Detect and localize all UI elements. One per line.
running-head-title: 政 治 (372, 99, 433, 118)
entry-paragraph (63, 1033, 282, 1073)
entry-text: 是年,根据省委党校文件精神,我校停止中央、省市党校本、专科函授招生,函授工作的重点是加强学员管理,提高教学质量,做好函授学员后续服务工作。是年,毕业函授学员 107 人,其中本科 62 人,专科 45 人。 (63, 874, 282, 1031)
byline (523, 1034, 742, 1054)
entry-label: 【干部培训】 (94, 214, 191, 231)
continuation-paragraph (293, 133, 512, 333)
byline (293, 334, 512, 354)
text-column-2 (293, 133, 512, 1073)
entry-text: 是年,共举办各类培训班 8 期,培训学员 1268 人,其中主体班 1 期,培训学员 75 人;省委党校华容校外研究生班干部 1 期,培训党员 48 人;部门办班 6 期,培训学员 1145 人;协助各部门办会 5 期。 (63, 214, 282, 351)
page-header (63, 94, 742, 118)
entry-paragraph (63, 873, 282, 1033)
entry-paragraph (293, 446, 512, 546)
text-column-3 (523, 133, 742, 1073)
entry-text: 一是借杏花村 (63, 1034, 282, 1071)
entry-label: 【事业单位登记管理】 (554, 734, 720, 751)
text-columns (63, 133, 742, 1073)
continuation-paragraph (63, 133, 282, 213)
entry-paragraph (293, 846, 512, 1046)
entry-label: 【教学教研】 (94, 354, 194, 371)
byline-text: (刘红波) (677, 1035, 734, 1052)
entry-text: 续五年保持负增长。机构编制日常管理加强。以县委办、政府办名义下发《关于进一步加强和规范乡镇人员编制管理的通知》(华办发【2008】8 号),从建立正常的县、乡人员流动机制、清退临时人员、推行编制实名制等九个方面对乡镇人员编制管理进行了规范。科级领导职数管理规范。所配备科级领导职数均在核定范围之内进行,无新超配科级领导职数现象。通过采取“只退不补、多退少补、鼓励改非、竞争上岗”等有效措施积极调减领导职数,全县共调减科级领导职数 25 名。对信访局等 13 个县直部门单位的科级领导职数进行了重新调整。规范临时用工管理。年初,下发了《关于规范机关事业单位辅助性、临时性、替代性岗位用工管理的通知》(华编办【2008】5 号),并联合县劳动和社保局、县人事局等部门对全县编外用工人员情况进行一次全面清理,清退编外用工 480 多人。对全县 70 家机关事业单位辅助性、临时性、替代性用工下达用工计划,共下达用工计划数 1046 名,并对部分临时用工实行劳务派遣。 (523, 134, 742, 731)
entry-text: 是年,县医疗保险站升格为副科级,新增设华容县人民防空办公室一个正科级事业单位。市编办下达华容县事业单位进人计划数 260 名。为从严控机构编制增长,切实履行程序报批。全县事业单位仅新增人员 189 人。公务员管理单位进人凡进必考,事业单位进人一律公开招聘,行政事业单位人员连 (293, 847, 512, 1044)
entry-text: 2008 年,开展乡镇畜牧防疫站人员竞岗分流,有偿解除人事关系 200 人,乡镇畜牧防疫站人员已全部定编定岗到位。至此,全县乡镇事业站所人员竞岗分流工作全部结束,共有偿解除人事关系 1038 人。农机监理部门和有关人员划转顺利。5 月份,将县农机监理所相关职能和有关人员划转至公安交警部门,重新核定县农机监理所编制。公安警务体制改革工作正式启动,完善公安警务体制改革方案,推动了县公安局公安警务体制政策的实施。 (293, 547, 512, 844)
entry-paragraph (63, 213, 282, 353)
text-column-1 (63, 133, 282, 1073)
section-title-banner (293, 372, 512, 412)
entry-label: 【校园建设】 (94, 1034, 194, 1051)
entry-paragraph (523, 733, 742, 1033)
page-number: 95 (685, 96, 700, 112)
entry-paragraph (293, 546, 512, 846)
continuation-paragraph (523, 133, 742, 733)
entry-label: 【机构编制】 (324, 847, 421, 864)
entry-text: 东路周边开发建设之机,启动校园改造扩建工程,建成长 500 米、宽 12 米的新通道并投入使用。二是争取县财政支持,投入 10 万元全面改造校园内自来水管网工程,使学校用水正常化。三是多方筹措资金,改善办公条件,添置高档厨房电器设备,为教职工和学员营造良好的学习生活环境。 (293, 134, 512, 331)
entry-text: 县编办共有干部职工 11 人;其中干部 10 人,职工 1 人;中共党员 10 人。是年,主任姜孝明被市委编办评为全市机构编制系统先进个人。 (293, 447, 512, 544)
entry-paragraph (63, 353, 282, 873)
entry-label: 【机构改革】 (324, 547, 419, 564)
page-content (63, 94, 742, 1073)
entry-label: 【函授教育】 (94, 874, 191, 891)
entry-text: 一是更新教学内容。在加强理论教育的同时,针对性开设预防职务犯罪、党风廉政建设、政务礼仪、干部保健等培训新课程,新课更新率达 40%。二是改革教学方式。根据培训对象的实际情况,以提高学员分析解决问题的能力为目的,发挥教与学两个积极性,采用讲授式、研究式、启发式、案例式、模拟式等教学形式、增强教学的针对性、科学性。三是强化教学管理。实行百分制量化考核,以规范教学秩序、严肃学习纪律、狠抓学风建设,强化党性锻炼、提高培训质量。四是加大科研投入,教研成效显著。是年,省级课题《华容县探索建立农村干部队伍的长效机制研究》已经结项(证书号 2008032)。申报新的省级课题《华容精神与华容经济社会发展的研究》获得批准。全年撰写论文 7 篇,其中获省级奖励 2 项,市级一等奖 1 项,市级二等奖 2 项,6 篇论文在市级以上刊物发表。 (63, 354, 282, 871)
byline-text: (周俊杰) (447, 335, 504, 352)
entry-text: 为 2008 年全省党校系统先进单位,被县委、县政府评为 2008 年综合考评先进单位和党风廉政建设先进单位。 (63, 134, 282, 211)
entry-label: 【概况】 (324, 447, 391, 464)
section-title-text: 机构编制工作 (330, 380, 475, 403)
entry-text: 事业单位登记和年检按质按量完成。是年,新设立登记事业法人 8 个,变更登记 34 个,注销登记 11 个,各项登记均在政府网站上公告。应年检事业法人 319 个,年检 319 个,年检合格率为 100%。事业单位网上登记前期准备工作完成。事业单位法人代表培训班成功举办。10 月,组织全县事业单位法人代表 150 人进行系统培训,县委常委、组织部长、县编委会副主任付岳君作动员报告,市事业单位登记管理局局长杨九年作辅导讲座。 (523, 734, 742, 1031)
___
Lay out every line of the listing above as a numbered list, and leave out any blank lines.

1. Detect and localize all UI elements. One per line.
2. running-head-title: 政 治 (372, 99, 433, 118)
3. entry-paragraph (63, 1033, 282, 1073)
4. entry-text: 是年,根据省委党校文件精神,我校停止中央、省市党校本、专科函授招生,函授工作的重点是加强学员管理,提高教学质量,做好函授学员后续服务工作。是年,毕业函授学员 107 人,其中本科 62 人,专科 45 人。 (63, 874, 282, 1031)
5. byline (523, 1034, 742, 1054)
6. entry-label: 【干部培训】 (94, 214, 191, 231)
7. continuation-paragraph (293, 133, 512, 333)
8. byline (293, 334, 512, 354)
9. text-column-2 (293, 133, 512, 1073)
10. entry-text: 是年,共举办各类培训班 8 期,培训学员 1268 人,其中主体班 1 期,培训学员 75 人;省委党校华容校外研究生班干部 1 期,培训党员 48 人;部门办班 6 期,培训学员 1145 人;协助各部门办会 5 期。 (63, 214, 282, 351)
11. page-header (63, 94, 742, 118)
12. entry-paragraph (63, 873, 282, 1033)
13. entry-paragraph (293, 446, 512, 546)
14. text-column-3 (523, 133, 742, 1073)
15. entry-text: 一是借杏花村 (63, 1034, 282, 1071)
16. entry-label: 【事业单位登记管理】 (554, 734, 720, 751)
17. text-columns (63, 133, 742, 1073)
18. continuation-paragraph (63, 133, 282, 213)
19. entry-paragraph (293, 846, 512, 1046)
20. entry-label: 【教学教研】 (94, 354, 194, 371)
21. byline-text: (刘红波) (677, 1035, 734, 1052)
22. entry-text: 续五年保持负增长。机构编制日常管理加强。以县委办、政府办名义下发《关于进一步加强和规范乡镇人员编制管理的通知》(华办发【2008】8 号),从建立正常的县、乡人员流动机制、清退临时人员、推行编制实名制等九个方面对乡镇人员编制管理进行了规范。科级领导职数管理规范。所配备科级领导职数均在核定范围之内进行,无新超配科级领导职数现象。通过采取“只退不补、多退少补、鼓励改非、竞争上岗”等有效措施积极调减领导职数,全县共调减科级领导职数 25 名。对信访局等 13 个县直部门单位的科级领导职数进行了重新调整。规范临时用工管理。年初,下发了《关于规范机关事业单位辅助性、临时性、替代性岗位用工管理的通知》(华编办【2008】5 号),并联合县劳动和社保局、县人事局等部门对全县编外用工人员情况进行一次全面清理,清退编外用工 480 多人。对全县 70 家机关事业单位辅助性、临时性、替代性用工下达用工计划,共下达用工计划数 1046 名,并对部分临时用工实行劳务派遣。 (523, 134, 742, 731)
23. entry-text: 是年,县医疗保险站升格为副科级,新增设华容县人民防空办公室一个正科级事业单位。市编办下达华容县事业单位进人计划数 260 名。为从严控机构编制增长,切实履行程序报批。全县事业单位仅新增人员 189 人。公务员管理单位进人凡进必考,事业单位进人一律公开招聘,行政事业单位人员连 (293, 847, 512, 1044)
24. entry-text: 2008 年,开展乡镇畜牧防疫站人员竞岗分流,有偿解除人事关系 200 人,乡镇畜牧防疫站人员已全部定编定岗到位。至此,全县乡镇事业站所人员竞岗分流工作全部结束,共有偿解除人事关系 1038 人。农机监理部门和有关人员划转顺利。5 月份,将县农机监理所相关职能和有关人员划转至公安交警部门,重新核定县农机监理所编制。公安警务体制改革工作正式启动,完善公安警务体制改革方案,推动了县公安局公安警务体制政策的实施。 (293, 547, 512, 844)
25. entry-paragraph (63, 213, 282, 353)
26. text-column-1 (63, 133, 282, 1073)
27. section-title-banner (293, 372, 512, 412)
28. entry-label: 【校园建设】 (94, 1034, 194, 1051)
29. entry-paragraph (523, 733, 742, 1033)
30. page-number: 95 (685, 96, 700, 112)
31. entry-paragraph (293, 546, 512, 846)
32. continuation-paragraph (523, 133, 742, 733)
33. entry-label: 【机构编制】 (324, 847, 421, 864)
34. entry-text: 东路周边开发建设之机,启动校园改造扩建工程,建成长 500 米、宽 12 米的新通道并投入使用。二是争取县财政支持,投入 10 万元全面改造校园内自来水管网工程,使学校用水正常化。三是多方筹措资金,改善办公条件,添置高档厨房电器设备,为教职工和学员营造良好的学习生活环境。 (293, 134, 512, 331)
35. entry-text: 县编办共有干部职工 11 人;其中干部 10 人,职工 1 人;中共党员 10 人。是年,主任姜孝明被市委编办评为全市机构编制系统先进个人。 (293, 447, 512, 544)
36. entry-paragraph (63, 353, 282, 873)
37. entry-label: 【机构改革】 (324, 547, 419, 564)
38. page-content (63, 94, 742, 1073)
39. entry-label: 【函授教育】 (94, 874, 191, 891)
40. entry-text: 一是更新教学内容。在加强理论教育的同时,针对性开设预防职务犯罪、党风廉政建设、政务礼仪、干部保健等培训新课程,新课更新率达 40%。二是改革教学方式。根据培训对象的实际情况,以提高学员分析解决问题的能力为目的,发挥教与学两个积极性,采用讲授式、研究式、启发式、案例式、模拟式等教学形式、增强教学的针对性、科学性。三是强化教学管理。实行百分制量化考核,以规范教学秩序、严肃学习纪律、狠抓学风建设,强化党性锻炼、提高培训质量。四是加大科研投入,教研成效显著。是年,省级课题《华容县探索建立农村干部队伍的长效机制研究》已经结项(证书号 2008032)。申报新的省级课题《华容精神与华容经济社会发展的研究》获得批准。全年撰写论文 7 篇,其中获省级奖励 2 项,市级一等奖 1 项,市级二等奖 2 项,6 篇论文在市级以上刊物发表。 (63, 354, 282, 871)
41. byline-text: (周俊杰) (447, 335, 504, 352)
42. entry-text: 为 2008 年全省党校系统先进单位,被县委、县政府评为 2008 年综合考评先进单位和党风廉政建设先进单位。 (63, 134, 282, 211)
43. entry-label: 【概况】 (324, 447, 391, 464)
44. section-title-text: 机构编制工作 (330, 380, 475, 403)
45. entry-text: 事业单位登记和年检按质按量完成。是年,新设立登记事业法人 8 个,变更登记 34 个,注销登记 11 个,各项登记均在政府网站上公告。应年检事业法人 319 个,年检 319 个,年检合格率为 100%。事业单位网上登记前期准备工作完成。事业单位法人代表培训班成功举办。10 月,组织全县事业单位法人代表 150 人进行系统培训,县委常委、组织部长、县编委会副主任付岳君作动员报告,市事业单位登记管理局局长杨九年作辅导讲座。 (523, 734, 742, 1031)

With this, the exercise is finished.